Each line of the data holding "Send" should be found and copied.

....

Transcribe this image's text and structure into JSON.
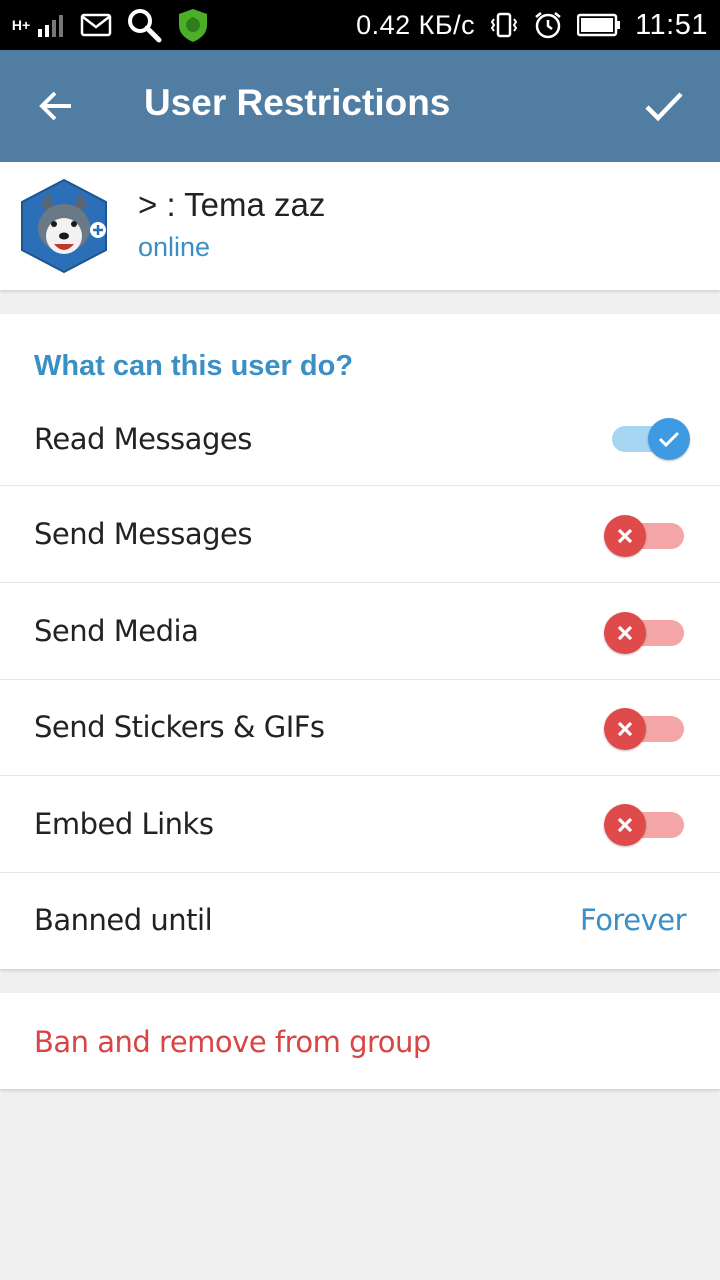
{
  "status_bar": {
    "network_type": "H+",
    "speed": "0.42 КБ/с",
    "time": "11:51",
    "icons": [
      "signal-icon",
      "mail-icon",
      "search-icon",
      "antivirus-icon",
      "vibrate-icon",
      "alarm-icon",
      "battery-icon"
    ]
  },
  "app_bar": {
    "title": "User Restrictions",
    "back_icon": "arrow-left-icon",
    "done_icon": "check-icon",
    "color": "#517da2"
  },
  "profile": {
    "name": "> : Tema zaz",
    "status": "online"
  },
  "permissions": {
    "header": "What can this user do?",
    "items": [
      {
        "label": "Read Messages",
        "enabled": true
      },
      {
        "label": "Send Messages",
        "enabled": false
      },
      {
        "label": "Send Media",
        "enabled": false
      },
      {
        "label": "Send Stickers & GIFs",
        "enabled": false
      },
      {
        "label": "Embed Links",
        "enabled": false
      }
    ],
    "banned_until_label": "Banned until",
    "banned_until_value": "Forever"
  },
  "ban_action": {
    "label": "Ban and remove from group",
    "color": "#d94545"
  },
  "colors": {
    "accent": "#3a8fc5",
    "switch_on": "#3e9ae3",
    "switch_off": "#df4b4b"
  }
}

....

SOLUTION TO THE EXERCISE
        "label": "Send Messages",
        "label": "Send Media",
        "label": "Send Stickers & GIFs",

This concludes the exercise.